→ STATED EXERCISE
Retype every entry word for word.
▽
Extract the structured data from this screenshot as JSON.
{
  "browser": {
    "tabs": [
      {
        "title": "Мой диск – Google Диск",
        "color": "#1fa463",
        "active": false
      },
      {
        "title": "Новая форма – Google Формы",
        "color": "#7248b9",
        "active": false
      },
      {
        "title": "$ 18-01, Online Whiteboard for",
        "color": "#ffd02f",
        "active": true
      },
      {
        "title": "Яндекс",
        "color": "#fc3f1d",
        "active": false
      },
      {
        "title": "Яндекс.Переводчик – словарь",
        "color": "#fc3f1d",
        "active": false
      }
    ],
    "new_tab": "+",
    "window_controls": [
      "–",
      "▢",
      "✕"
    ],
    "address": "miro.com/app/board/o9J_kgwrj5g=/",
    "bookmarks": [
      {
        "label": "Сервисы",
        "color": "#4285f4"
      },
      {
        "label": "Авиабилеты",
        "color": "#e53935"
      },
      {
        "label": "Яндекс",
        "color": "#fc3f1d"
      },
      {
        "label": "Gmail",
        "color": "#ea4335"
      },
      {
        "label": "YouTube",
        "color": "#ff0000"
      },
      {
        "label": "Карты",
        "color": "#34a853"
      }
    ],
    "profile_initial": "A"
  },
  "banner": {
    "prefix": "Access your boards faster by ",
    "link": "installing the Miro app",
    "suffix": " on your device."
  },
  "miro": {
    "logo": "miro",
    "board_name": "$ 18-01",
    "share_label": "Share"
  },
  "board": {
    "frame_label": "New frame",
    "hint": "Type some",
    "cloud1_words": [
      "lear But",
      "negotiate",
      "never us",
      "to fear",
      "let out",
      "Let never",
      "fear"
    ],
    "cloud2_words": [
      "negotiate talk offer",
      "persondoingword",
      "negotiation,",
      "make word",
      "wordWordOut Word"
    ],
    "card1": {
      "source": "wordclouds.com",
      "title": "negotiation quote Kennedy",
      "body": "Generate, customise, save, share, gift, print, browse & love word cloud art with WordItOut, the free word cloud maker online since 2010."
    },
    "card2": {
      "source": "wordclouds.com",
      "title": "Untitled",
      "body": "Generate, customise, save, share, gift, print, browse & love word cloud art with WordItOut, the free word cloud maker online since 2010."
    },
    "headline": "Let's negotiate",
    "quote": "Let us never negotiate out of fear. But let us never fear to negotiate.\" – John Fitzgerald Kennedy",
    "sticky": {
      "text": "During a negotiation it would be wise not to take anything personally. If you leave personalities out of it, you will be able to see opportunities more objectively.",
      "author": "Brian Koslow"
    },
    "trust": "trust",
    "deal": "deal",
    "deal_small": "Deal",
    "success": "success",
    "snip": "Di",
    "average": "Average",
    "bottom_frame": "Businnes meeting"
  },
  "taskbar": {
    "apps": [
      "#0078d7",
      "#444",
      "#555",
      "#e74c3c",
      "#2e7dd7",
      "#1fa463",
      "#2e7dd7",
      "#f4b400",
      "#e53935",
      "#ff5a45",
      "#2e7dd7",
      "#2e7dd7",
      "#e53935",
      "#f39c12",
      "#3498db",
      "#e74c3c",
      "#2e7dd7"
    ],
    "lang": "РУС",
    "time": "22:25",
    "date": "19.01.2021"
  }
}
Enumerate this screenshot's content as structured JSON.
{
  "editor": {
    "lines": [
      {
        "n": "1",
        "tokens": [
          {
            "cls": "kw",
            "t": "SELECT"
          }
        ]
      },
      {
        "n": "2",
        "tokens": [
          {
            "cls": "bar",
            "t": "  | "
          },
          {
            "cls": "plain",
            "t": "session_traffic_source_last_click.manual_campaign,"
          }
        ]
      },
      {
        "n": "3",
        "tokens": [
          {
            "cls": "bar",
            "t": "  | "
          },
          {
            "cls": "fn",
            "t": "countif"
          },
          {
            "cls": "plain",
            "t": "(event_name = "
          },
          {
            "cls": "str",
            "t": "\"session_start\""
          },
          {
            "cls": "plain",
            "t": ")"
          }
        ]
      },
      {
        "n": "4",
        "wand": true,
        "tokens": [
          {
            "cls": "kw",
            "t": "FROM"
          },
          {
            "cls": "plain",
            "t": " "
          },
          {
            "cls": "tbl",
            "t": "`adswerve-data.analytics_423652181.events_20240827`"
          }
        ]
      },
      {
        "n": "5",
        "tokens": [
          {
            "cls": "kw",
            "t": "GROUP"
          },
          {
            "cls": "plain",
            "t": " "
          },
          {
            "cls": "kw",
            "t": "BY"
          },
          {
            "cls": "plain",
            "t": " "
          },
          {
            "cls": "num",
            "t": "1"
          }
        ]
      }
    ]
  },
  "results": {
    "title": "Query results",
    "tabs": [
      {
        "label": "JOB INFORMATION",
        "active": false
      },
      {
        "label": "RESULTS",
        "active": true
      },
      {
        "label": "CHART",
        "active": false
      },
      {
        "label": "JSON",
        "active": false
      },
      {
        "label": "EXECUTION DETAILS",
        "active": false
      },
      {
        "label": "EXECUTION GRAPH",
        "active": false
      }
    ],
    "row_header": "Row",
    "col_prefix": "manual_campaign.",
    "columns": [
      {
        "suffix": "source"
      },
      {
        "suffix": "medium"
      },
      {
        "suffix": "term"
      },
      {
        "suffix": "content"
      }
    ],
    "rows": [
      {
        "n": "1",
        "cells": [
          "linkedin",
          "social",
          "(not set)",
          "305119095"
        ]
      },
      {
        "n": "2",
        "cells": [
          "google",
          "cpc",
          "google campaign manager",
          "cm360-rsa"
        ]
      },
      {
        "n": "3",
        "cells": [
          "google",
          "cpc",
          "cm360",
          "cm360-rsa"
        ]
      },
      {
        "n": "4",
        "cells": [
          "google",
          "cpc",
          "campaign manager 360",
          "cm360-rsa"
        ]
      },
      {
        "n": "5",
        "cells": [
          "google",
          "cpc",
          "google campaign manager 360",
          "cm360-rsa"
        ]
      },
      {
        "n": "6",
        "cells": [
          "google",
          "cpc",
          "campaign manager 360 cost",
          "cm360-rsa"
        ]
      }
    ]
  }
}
△
→ EXERCISE SOLUTION
Extract the structured data from this screenshot as JSON.
{
  "browser": {
    "tabs": [
      {
        "title": "Мой диск – Google Диск",
        "color": "#1fa463",
        "active": false
      },
      {
        "title": "Новая форма – Google Формы",
        "color": "#7248b9",
        "active": false
      },
      {
        "title": "$ 18-01, Online Whiteboard for",
        "color": "#ffd02f",
        "active": true
      },
      {
        "title": "Яндекс",
        "color": "#fc3f1d",
        "active": false
      },
      {
        "title": "Яндекс.Переводчик – словарь",
        "color": "#fc3f1d",
        "active": false
      }
    ],
    "new_tab": "+",
    "window_controls": [
      "–",
      "▢",
      "✕"
    ],
    "address": "miro.com/app/board/o9J_kgwrj5g=/",
    "bookmarks": [
      {
        "label": "Сервисы",
        "color": "#4285f4"
      },
      {
        "label": "Авиабилеты",
        "color": "#e53935"
      },
      {
        "label": "Яндекс",
        "color": "#fc3f1d"
      },
      {
        "label": "Gmail",
        "color": "#ea4335"
      },
      {
        "label": "YouTube",
        "color": "#ff0000"
      },
      {
        "label": "Карты",
        "color": "#34a853"
      }
    ],
    "profile_initial": "A"
  },
  "banner": {
    "prefix": "Access your boards faster by ",
    "link": "installing the Miro app",
    "suffix": " on your device."
  },
  "miro": {
    "logo": "miro",
    "board_name": "$ 18-01",
    "share_label": "Share"
  },
  "board": {
    "frame_label": "New frame",
    "hint": "Type some",
    "cloud1_words": [
      "lear But",
      "negotiate",
      "never us",
      "to fear",
      "let out",
      "Let never",
      "fear"
    ],
    "cloud2_words": [
      "negotiate talk offer",
      "persondoingword",
      "negotiation,",
      "make word",
      "wordWordOut Word"
    ],
    "card1": {
      "source": "wordclouds.com",
      "title": "negotiation quote Kennedy",
      "body": "Generate, customise, save, share, gift, print, browse & love word cloud art with WordItOut, the free word cloud maker online since 2010."
    },
    "card2": {
      "source": "wordclouds.com",
      "title": "Untitled",
      "body": "Generate, customise, save, share, gift, print, browse & love word cloud art with WordItOut, the free word cloud maker online since 2010."
    },
    "headline": "Let's negotiate",
    "quote": "Let us never negotiate out of fear. But let us never fear to negotiate.\" – John Fitzgerald Kennedy",
    "sticky": {
      "text": "During a negotiation it would be wise not to take anything personally. If you leave personalities out of it, you will be able to see opportunities more objectively.",
      "author": "Brian Koslow"
    },
    "trust": "trust",
    "deal": "deal",
    "deal_small": "Deal",
    "success": "success",
    "snip": "Di",
    "average": "Average",
    "bottom_frame": "Businnes meeting"
  },
  "taskbar": {
    "apps": [
      "#0078d7",
      "#444",
      "#555",
      "#e74c3c",
      "#2e7dd7",
      "#1fa463",
      "#2e7dd7",
      "#f4b400",
      "#e53935",
      "#ff5a45",
      "#2e7dd7",
      "#2e7dd7",
      "#e53935",
      "#f39c12",
      "#3498db",
      "#e74c3c",
      "#2e7dd7"
    ],
    "lang": "РУС",
    "time": "22:25",
    "date": "19.01.2021"
  }
}
Enumerate this screenshot's content as structured JSON.
{
  "editor": {
    "lines": [
      {
        "n": "1",
        "tokens": [
          {
            "cls": "kw",
            "t": "SELECT"
          }
        ]
      },
      {
        "n": "2",
        "tokens": [
          {
            "cls": "bar",
            "t": "  | "
          },
          {
            "cls": "plain",
            "t": "session_traffic_source_last_click.manual_campaign,"
          }
        ]
      },
      {
        "n": "3",
        "tokens": [
          {
            "cls": "bar",
            "t": "  | "
          },
          {
            "cls": "fn",
            "t": "countif"
          },
          {
            "cls": "plain",
            "t": "(event_name = "
          },
          {
            "cls": "str",
            "t": "\"session_start\""
          },
          {
            "cls": "plain",
            "t": ")"
          }
        ]
      },
      {
        "n": "4",
        "wand": true,
        "tokens": [
          {
            "cls": "kw",
            "t": "FROM"
          },
          {
            "cls": "plain",
            "t": " "
          },
          {
            "cls": "tbl",
            "t": "`adswerve-data.analytics_423652181.events_20240827`"
          }
        ]
      },
      {
        "n": "5",
        "tokens": [
          {
            "cls": "kw",
            "t": "GROUP"
          },
          {
            "cls": "plain",
            "t": " "
          },
          {
            "cls": "kw",
            "t": "BY"
          },
          {
            "cls": "plain",
            "t": " "
          },
          {
            "cls": "num",
            "t": "1"
          }
        ]
      }
    ]
  },
  "results": {
    "title": "Query results",
    "tabs": [
      {
        "label": "JOB INFORMATION",
        "active": false
      },
      {
        "label": "RESULTS",
        "active": true
      },
      {
        "label": "CHART",
        "active": false
      },
      {
        "label": "JSON",
        "active": false
      },
      {
        "label": "EXECUTION DETAILS",
        "active": false
      },
      {
        "label": "EXECUTION GRAPH",
        "active": false
      }
    ],
    "row_header": "Row",
    "col_prefix": "manual_campaign.",
    "columns": [
      {
        "suffix": "source"
      },
      {
        "suffix": "medium"
      },
      {
        "suffix": "term"
      },
      {
        "suffix": "content"
      }
    ],
    "rows": [
      {
        "n": "1",
        "cells": [
          "linkedin",
          "social",
          "(not set)",
          "305119095"
        ]
      },
      {
        "n": "2",
        "cells": [
          "google",
          "cpc",
          "google campaign manager",
          "cm360-rsa"
        ]
      },
      {
        "n": "3",
        "cells": [
          "google",
          "cpc",
          "cm360",
          "cm360-rsa"
        ]
      },
      {
        "n": "4",
        "cells": [
          "google",
          "cpc",
          "campaign manager 360",
          "cm360-rsa"
        ]
      },
      {
        "n": "5",
        "cells": [
          "google",
          "cpc",
          "google campaign manager 360",
          "cm360-rsa"
        ]
      },
      {
        "n": "6",
        "cells": [
          "google",
          "cpc",
          "campaign manager 360 cost",
          "cm360-rsa"
        ]
      }
    ]
  }
}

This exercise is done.